Objective: For the material that follows, list every line containing the word "monthly".

Entries taken from a collection
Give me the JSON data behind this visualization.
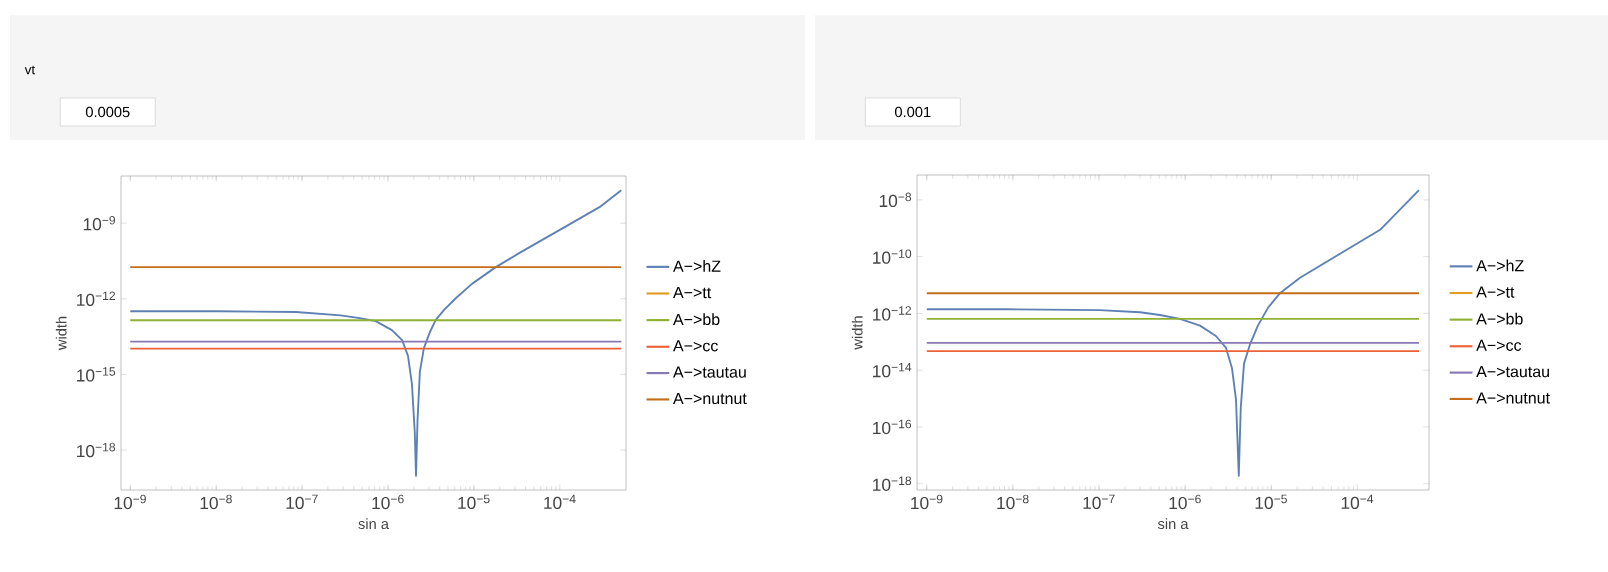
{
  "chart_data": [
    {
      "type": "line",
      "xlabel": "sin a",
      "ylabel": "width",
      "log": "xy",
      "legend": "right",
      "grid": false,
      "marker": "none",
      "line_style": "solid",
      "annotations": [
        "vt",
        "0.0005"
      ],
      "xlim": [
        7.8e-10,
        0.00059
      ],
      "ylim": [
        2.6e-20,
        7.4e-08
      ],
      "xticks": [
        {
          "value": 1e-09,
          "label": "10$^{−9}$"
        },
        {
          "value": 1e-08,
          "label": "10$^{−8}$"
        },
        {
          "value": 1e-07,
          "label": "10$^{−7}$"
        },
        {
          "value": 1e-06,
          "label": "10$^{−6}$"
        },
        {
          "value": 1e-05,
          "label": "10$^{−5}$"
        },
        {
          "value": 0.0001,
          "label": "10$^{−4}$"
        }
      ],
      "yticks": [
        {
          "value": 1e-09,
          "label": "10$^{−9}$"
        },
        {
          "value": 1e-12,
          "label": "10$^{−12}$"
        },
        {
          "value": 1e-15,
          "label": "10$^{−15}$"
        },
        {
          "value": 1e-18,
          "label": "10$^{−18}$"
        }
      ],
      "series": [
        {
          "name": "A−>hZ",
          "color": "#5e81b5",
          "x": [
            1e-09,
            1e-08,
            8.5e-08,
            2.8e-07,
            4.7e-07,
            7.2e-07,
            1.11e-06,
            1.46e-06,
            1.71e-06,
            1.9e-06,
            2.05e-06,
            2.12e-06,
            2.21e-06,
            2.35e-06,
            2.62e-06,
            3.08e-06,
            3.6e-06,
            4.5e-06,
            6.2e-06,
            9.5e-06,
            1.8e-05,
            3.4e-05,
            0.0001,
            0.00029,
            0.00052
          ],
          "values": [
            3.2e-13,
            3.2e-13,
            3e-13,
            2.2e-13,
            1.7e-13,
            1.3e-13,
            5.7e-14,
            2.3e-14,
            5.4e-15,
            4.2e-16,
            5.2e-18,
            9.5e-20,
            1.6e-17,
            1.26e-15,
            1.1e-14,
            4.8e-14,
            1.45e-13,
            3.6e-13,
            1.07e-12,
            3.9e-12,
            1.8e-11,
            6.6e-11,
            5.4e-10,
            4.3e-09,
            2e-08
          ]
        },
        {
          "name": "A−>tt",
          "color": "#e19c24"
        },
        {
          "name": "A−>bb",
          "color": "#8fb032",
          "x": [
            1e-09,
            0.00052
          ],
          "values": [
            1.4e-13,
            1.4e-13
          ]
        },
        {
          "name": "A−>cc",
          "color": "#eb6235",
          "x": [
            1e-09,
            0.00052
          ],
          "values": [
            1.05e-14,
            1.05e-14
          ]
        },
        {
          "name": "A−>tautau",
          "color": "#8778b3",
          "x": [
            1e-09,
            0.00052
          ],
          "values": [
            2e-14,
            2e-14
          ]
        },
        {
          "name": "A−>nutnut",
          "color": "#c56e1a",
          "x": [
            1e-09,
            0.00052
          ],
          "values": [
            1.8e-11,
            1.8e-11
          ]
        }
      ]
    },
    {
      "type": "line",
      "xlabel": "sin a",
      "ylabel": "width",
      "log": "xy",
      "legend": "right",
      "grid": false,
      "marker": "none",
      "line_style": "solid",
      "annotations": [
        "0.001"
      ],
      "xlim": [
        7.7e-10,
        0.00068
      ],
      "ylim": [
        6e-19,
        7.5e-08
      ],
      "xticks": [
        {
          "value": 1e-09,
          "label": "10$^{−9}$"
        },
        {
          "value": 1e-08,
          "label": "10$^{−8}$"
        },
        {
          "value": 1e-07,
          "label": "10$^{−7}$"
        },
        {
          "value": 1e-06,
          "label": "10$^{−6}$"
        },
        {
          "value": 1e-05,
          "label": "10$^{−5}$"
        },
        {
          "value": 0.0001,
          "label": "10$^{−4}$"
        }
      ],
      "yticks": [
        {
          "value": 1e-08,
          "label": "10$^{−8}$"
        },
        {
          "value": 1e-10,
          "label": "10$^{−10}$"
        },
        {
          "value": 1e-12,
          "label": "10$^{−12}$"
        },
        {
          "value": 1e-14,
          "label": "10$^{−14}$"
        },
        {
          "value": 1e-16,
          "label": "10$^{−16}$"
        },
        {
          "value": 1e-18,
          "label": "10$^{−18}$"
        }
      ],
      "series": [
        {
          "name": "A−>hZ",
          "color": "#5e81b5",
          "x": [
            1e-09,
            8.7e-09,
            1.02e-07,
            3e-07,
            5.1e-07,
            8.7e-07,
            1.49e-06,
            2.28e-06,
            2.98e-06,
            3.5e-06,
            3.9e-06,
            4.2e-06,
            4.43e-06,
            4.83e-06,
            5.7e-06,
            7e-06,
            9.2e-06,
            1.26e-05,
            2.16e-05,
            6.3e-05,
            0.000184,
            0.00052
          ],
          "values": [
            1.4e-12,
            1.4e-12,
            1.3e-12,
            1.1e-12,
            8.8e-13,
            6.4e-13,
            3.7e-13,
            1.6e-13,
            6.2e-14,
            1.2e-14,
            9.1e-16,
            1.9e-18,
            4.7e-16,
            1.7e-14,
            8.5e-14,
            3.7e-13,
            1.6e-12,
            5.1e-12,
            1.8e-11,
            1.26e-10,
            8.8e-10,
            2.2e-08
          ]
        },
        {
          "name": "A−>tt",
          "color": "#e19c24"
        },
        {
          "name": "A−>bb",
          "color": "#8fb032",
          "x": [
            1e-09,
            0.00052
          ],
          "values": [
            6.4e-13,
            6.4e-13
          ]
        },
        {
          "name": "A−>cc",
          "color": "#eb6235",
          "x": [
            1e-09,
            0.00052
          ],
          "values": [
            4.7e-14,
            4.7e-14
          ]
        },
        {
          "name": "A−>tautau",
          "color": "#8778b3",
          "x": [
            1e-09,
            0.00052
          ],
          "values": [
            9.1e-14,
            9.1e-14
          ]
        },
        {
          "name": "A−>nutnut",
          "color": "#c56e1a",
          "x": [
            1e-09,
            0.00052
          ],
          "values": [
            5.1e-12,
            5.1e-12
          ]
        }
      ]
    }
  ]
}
--
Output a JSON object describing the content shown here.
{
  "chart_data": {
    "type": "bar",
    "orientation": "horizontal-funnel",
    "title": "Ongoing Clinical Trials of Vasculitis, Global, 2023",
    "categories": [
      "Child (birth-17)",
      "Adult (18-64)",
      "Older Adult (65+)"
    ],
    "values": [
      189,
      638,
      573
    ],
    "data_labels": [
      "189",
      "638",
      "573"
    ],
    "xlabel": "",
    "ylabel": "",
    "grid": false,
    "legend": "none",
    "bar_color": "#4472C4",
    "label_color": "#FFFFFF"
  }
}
--
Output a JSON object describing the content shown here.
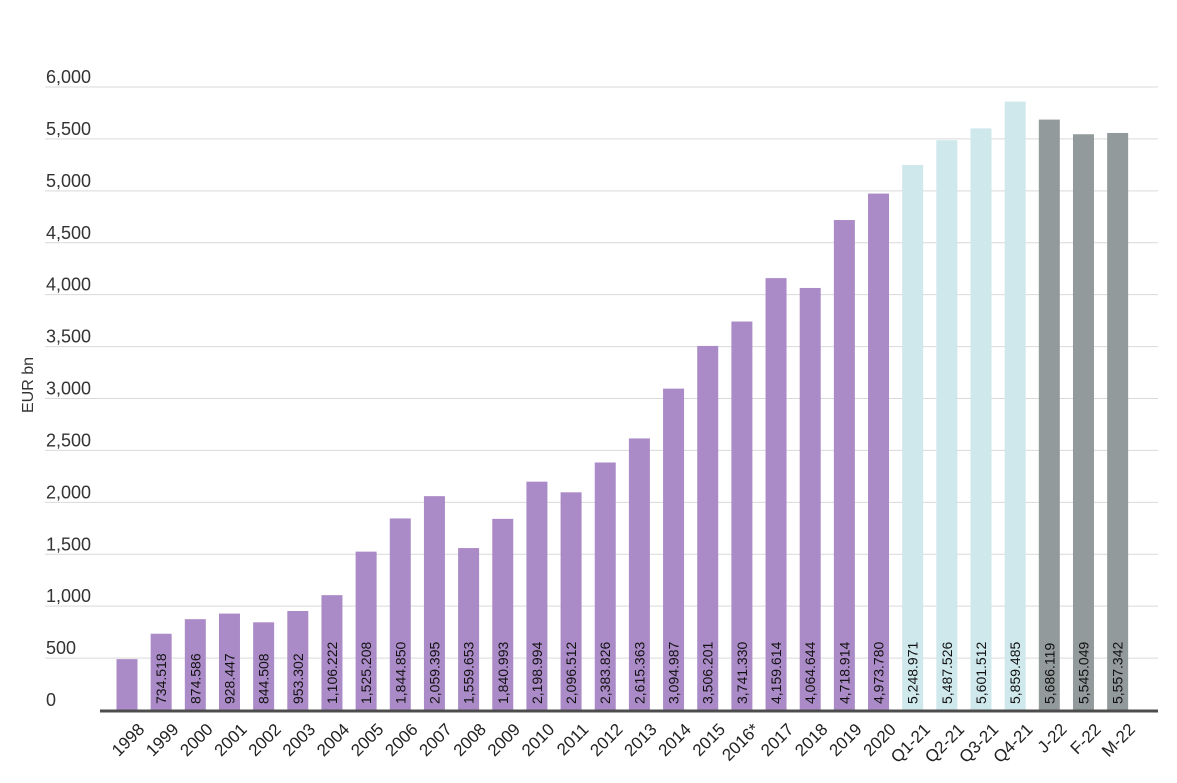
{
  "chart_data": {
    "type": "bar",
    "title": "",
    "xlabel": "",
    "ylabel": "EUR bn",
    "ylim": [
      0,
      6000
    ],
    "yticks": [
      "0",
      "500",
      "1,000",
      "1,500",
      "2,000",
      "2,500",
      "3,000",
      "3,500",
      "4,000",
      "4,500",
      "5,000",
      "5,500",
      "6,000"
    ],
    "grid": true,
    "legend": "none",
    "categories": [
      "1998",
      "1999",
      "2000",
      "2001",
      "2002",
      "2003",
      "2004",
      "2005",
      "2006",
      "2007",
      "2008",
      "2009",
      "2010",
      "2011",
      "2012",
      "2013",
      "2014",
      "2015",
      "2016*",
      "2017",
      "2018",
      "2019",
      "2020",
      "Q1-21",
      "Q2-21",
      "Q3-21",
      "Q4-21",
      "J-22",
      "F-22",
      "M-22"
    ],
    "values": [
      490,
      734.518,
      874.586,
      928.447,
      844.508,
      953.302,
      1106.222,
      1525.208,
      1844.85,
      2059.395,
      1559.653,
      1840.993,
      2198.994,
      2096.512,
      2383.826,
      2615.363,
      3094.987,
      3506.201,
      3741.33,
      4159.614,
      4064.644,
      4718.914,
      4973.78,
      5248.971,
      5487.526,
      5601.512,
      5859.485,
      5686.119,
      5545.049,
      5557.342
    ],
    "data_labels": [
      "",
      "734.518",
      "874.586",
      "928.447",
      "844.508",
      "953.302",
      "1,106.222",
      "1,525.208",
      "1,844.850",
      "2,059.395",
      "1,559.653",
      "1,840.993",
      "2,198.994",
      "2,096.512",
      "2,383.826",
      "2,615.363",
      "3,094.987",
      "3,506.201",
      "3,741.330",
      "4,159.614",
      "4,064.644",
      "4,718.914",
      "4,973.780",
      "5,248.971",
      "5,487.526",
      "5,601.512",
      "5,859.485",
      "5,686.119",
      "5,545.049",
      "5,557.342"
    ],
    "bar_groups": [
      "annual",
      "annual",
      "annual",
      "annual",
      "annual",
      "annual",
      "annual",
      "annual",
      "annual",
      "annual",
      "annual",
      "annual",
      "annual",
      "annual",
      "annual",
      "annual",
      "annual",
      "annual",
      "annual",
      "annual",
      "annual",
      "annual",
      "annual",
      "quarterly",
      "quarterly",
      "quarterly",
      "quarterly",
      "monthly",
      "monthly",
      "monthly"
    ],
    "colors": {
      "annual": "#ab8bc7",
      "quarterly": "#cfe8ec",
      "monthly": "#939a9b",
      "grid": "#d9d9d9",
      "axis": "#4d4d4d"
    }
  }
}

Response for this exercise:
      "monthly",
      "monthly",
      "monthly"
      "monthly": "#939a9b",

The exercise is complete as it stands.